- [SHORT PROBLEM]: Report all lines holding "away".

(Dataset rows about figures)
* * *

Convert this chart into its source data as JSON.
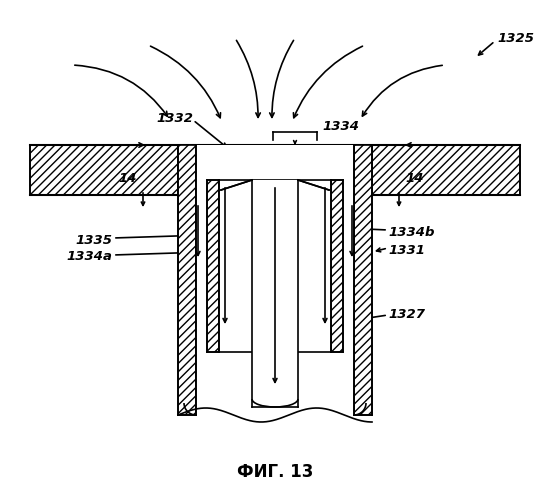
{
  "title": "ФИГ. 13",
  "label_1325": "1325",
  "label_1334": "1334",
  "label_1332": "1332",
  "label_14_left": "14",
  "label_14_right": "14",
  "label_1335": "1335",
  "label_1334a": "1334a",
  "label_1334b": "1334b",
  "label_1331": "1331",
  "label_1327": "1327",
  "bg_color": "#ffffff",
  "line_color": "#000000",
  "figsize": [
    5.5,
    5.0
  ],
  "dpi": 100
}
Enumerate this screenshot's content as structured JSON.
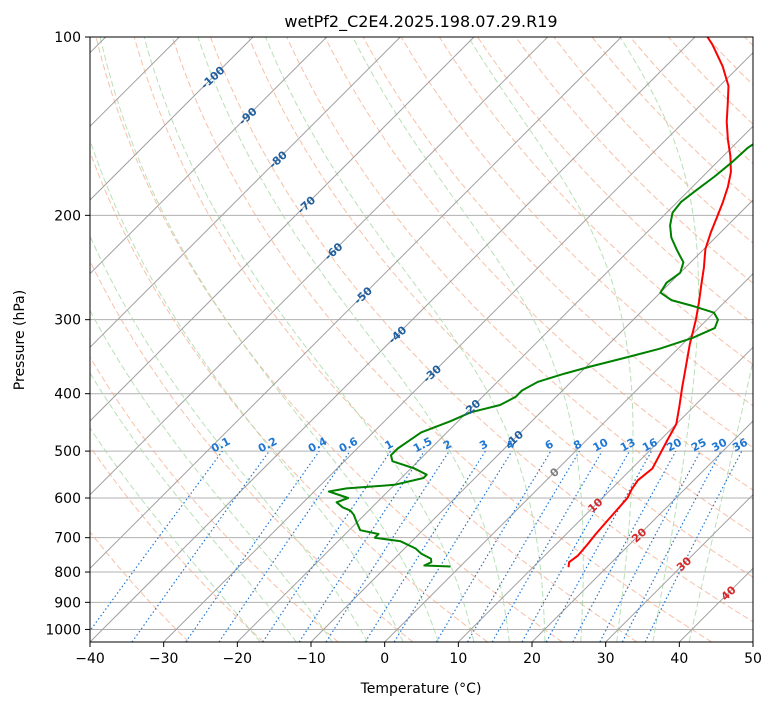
{
  "chart_data": {
    "type": "line",
    "title": "wetPf2_C2E4.2025.198.07.29.R19",
    "xlabel": "Temperature (°C)",
    "ylabel": "Pressure (hPa)",
    "xlim": [
      -40,
      50
    ],
    "ylim": [
      1050,
      100
    ],
    "y_scale": "log",
    "grid": true,
    "x_ticks": [
      -40,
      -30,
      -20,
      -10,
      0,
      10,
      20,
      30,
      40,
      50
    ],
    "y_ticks": [
      100,
      200,
      300,
      400,
      500,
      600,
      700,
      800,
      900,
      1000
    ],
    "colors": {
      "temperature": "#ff0000",
      "dewpoint": "#008000",
      "isotherm": "#a0a0a0",
      "dry_adiabat": "#f4a582",
      "moist_adiabat": "#a6d8a6",
      "mixing_ratio": "#1f77d4",
      "isotherm_label_negative": "#1f5fa0",
      "isotherm_label_positive": "#d62728"
    },
    "isotherm_labels": [
      {
        "t": -100,
        "p": 117,
        "text": "-100"
      },
      {
        "t": -90,
        "p": 136,
        "text": "-90"
      },
      {
        "t": -80,
        "p": 161,
        "text": "-80"
      },
      {
        "t": -70,
        "p": 192,
        "text": "-70"
      },
      {
        "t": -60,
        "p": 230,
        "text": "-60"
      },
      {
        "t": -50,
        "p": 273,
        "text": "-50"
      },
      {
        "t": -40,
        "p": 318,
        "text": "-40"
      },
      {
        "t": -30,
        "p": 370,
        "text": "-30"
      },
      {
        "t": -20,
        "p": 423,
        "text": "-20"
      },
      {
        "t": -10,
        "p": 477,
        "text": "-10"
      },
      {
        "t": 0,
        "p": 543,
        "text": "0"
      },
      {
        "t": 10,
        "p": 617,
        "text": "10"
      },
      {
        "t": 20,
        "p": 693,
        "text": "20"
      },
      {
        "t": 30,
        "p": 775,
        "text": "30"
      },
      {
        "t": 40,
        "p": 868,
        "text": "40"
      }
    ],
    "mixing_ratio_labels": [
      "0.1",
      "0.2",
      "0.4",
      "0.6",
      "1",
      "1.5",
      "2",
      "3",
      "4",
      "6",
      "8",
      "10",
      "13",
      "16",
      "20",
      "25",
      "30",
      "36"
    ],
    "series": [
      {
        "name": "Temperature",
        "points": [
          [
            14.8,
            785
          ],
          [
            14.2,
            770
          ],
          [
            14.5,
            750
          ],
          [
            14.3,
            720
          ],
          [
            14.0,
            690
          ],
          [
            13.8,
            660
          ],
          [
            13.6,
            630
          ],
          [
            13.4,
            600
          ],
          [
            12.8,
            580
          ],
          [
            12.4,
            560
          ],
          [
            12.8,
            535
          ],
          [
            12.0,
            510
          ],
          [
            11.0,
            480
          ],
          [
            10.0,
            450
          ],
          [
            8.0,
            420
          ],
          [
            5.8,
            390
          ],
          [
            3.5,
            360
          ],
          [
            1.0,
            330
          ],
          [
            -1.5,
            300
          ],
          [
            -3.5,
            280
          ],
          [
            -5.5,
            262
          ],
          [
            -7.5,
            245
          ],
          [
            -9.8,
            228
          ],
          [
            -11.3,
            214
          ],
          [
            -12.5,
            202
          ],
          [
            -13.8,
            190
          ],
          [
            -15.2,
            179
          ],
          [
            -16.8,
            169
          ],
          [
            -19.0,
            159
          ],
          [
            -21.6,
            149
          ],
          [
            -24.2,
            139
          ],
          [
            -26.4,
            130
          ],
          [
            -28.8,
            121
          ],
          [
            -32.3,
            112
          ],
          [
            -36.6,
            103
          ],
          [
            -38.3,
            100
          ]
        ]
      },
      {
        "name": "Dewpoint",
        "points": [
          [
            -1.3,
            783
          ],
          [
            -5.0,
            780
          ],
          [
            -4.5,
            770
          ],
          [
            -5.0,
            760
          ],
          [
            -7.0,
            745
          ],
          [
            -8.5,
            730
          ],
          [
            -11.5,
            710
          ],
          [
            -15.5,
            700
          ],
          [
            -15.5,
            690
          ],
          [
            -18.5,
            680
          ],
          [
            -20.0,
            660
          ],
          [
            -21.5,
            640
          ],
          [
            -22.5,
            630
          ],
          [
            -24.0,
            622
          ],
          [
            -25.5,
            610
          ],
          [
            -24.5,
            600
          ],
          [
            -28.0,
            585
          ],
          [
            -26.0,
            578
          ],
          [
            -20.0,
            570
          ],
          [
            -17.0,
            555
          ],
          [
            -17.0,
            548
          ],
          [
            -19.5,
            535
          ],
          [
            -23.5,
            520
          ],
          [
            -24.5,
            508
          ],
          [
            -24.5,
            495
          ],
          [
            -24.0,
            480
          ],
          [
            -23.5,
            465
          ],
          [
            -21.0,
            445
          ],
          [
            -19.5,
            430
          ],
          [
            -16.5,
            418
          ],
          [
            -15.5,
            405
          ],
          [
            -15.5,
            395
          ],
          [
            -14.5,
            382
          ],
          [
            -12.0,
            370
          ],
          [
            -9.5,
            360
          ],
          [
            -6.0,
            348
          ],
          [
            -2.5,
            336
          ],
          [
            0.5,
            322
          ],
          [
            2.2,
            310
          ],
          [
            1.5,
            300
          ],
          [
            0.0,
            292
          ],
          [
            -4.0,
            284
          ],
          [
            -7.5,
            278
          ],
          [
            -10.0,
            270
          ],
          [
            -10.5,
            260
          ],
          [
            -10.0,
            250
          ],
          [
            -11.0,
            240
          ],
          [
            -13.5,
            229
          ],
          [
            -16.0,
            218
          ],
          [
            -17.8,
            208
          ],
          [
            -19.2,
            198
          ],
          [
            -19.5,
            190
          ],
          [
            -19.0,
            181
          ],
          [
            -18.4,
            172
          ],
          [
            -18.0,
            163
          ],
          [
            -17.8,
            154
          ],
          [
            -16.9,
            146
          ],
          [
            -15.9,
            138
          ],
          [
            -14.3,
            130
          ],
          [
            -12.8,
            122
          ],
          [
            -12.6,
            114
          ],
          [
            -13.6,
            108
          ],
          [
            -15.6,
            102
          ],
          [
            -16.5,
            100
          ]
        ]
      }
    ]
  }
}
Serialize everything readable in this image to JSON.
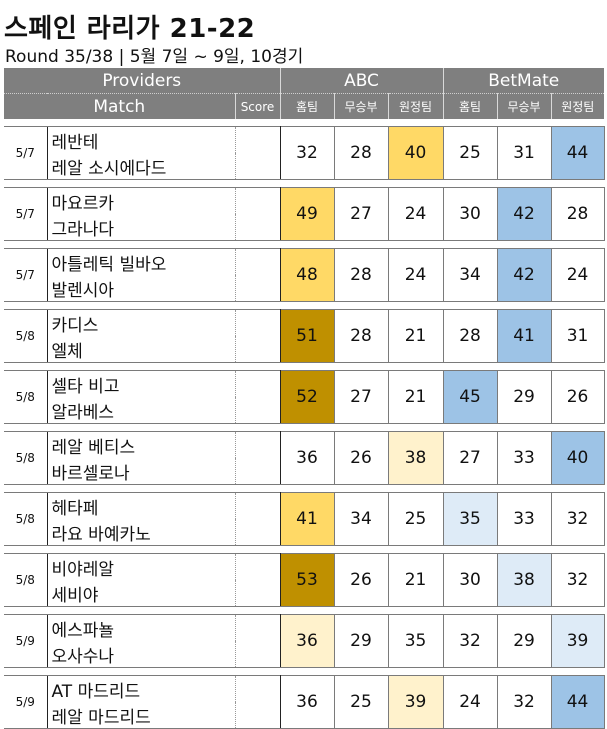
{
  "title": "스페인 라리가 21-22",
  "subtitle": "Round 35/38 | 5월 7일 ~ 9일, 10경기",
  "header": {
    "providers": "Providers",
    "match": "Match",
    "score": "Score",
    "abc": "ABC",
    "betmate": "BetMate",
    "cols": [
      "홈팀",
      "무승부",
      "원정팀",
      "홈팀",
      "무승부",
      "원정팀"
    ]
  },
  "colors": {
    "gold_dark": "#bf9000",
    "gold": "#ffd966",
    "gold_light": "#fff2cc",
    "blue": "#9dc3e6",
    "blue_light": "#deebf7",
    "header_gray": "#7f7f7f"
  },
  "matches": [
    {
      "date": "5/7",
      "home": "레반테",
      "away": "레알 소시에다드",
      "values": [
        "32",
        "28",
        "40",
        "25",
        "31",
        "44"
      ],
      "colors": [
        "",
        "",
        "#ffd966",
        "",
        "",
        "#9dc3e6"
      ]
    },
    {
      "date": "5/7",
      "home": "마요르카",
      "away": "그라나다",
      "values": [
        "49",
        "27",
        "24",
        "30",
        "42",
        "28"
      ],
      "colors": [
        "#ffd966",
        "",
        "",
        "",
        "#9dc3e6",
        ""
      ]
    },
    {
      "date": "5/7",
      "home": "아틀레틱 빌바오",
      "away": "발렌시아",
      "values": [
        "48",
        "28",
        "24",
        "34",
        "42",
        "24"
      ],
      "colors": [
        "#ffd966",
        "",
        "",
        "",
        "#9dc3e6",
        ""
      ]
    },
    {
      "date": "5/8",
      "home": "카디스",
      "away": "엘체",
      "values": [
        "51",
        "28",
        "21",
        "28",
        "41",
        "31"
      ],
      "colors": [
        "#bf9000",
        "",
        "",
        "",
        "#9dc3e6",
        ""
      ]
    },
    {
      "date": "5/8",
      "home": "셀타 비고",
      "away": "알라베스",
      "values": [
        "52",
        "27",
        "21",
        "45",
        "29",
        "26"
      ],
      "colors": [
        "#bf9000",
        "",
        "",
        "#9dc3e6",
        "",
        ""
      ]
    },
    {
      "date": "5/8",
      "home": "레알 베티스",
      "away": "바르셀로나",
      "values": [
        "36",
        "26",
        "38",
        "27",
        "33",
        "40"
      ],
      "colors": [
        "",
        "",
        "#fff2cc",
        "",
        "",
        "#9dc3e6"
      ]
    },
    {
      "date": "5/8",
      "home": "헤타페",
      "away": "라요 바예카노",
      "values": [
        "41",
        "34",
        "25",
        "35",
        "33",
        "32"
      ],
      "colors": [
        "#ffd966",
        "",
        "",
        "#deebf7",
        "",
        ""
      ]
    },
    {
      "date": "5/8",
      "home": "비야레알",
      "away": "세비야",
      "values": [
        "53",
        "26",
        "21",
        "30",
        "38",
        "32"
      ],
      "colors": [
        "#bf9000",
        "",
        "",
        "",
        "#deebf7",
        ""
      ]
    },
    {
      "date": "5/9",
      "home": "에스파뇰",
      "away": "오사수나",
      "values": [
        "36",
        "29",
        "35",
        "32",
        "29",
        "39"
      ],
      "colors": [
        "#fff2cc",
        "",
        "",
        "",
        "",
        "#deebf7"
      ]
    },
    {
      "date": "5/9",
      "home": "AT 마드리드",
      "away": "레알 마드리드",
      "values": [
        "36",
        "25",
        "39",
        "24",
        "32",
        "44"
      ],
      "colors": [
        "",
        "",
        "#fff2cc",
        "",
        "",
        "#9dc3e6"
      ]
    }
  ]
}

* * *

- [WORKED SOLUTION]:
      "away": "레알 소시에다드",
      "away": "그라나다",
      "away": "발렌시아",
      "away": "엘체",
      "away": "알라베스",
      "away": "바르셀로나",
      "away": "라요 바예카노",
      "away": "세비야",
      "away": "오사수나",
      "away": "레알 마드리드",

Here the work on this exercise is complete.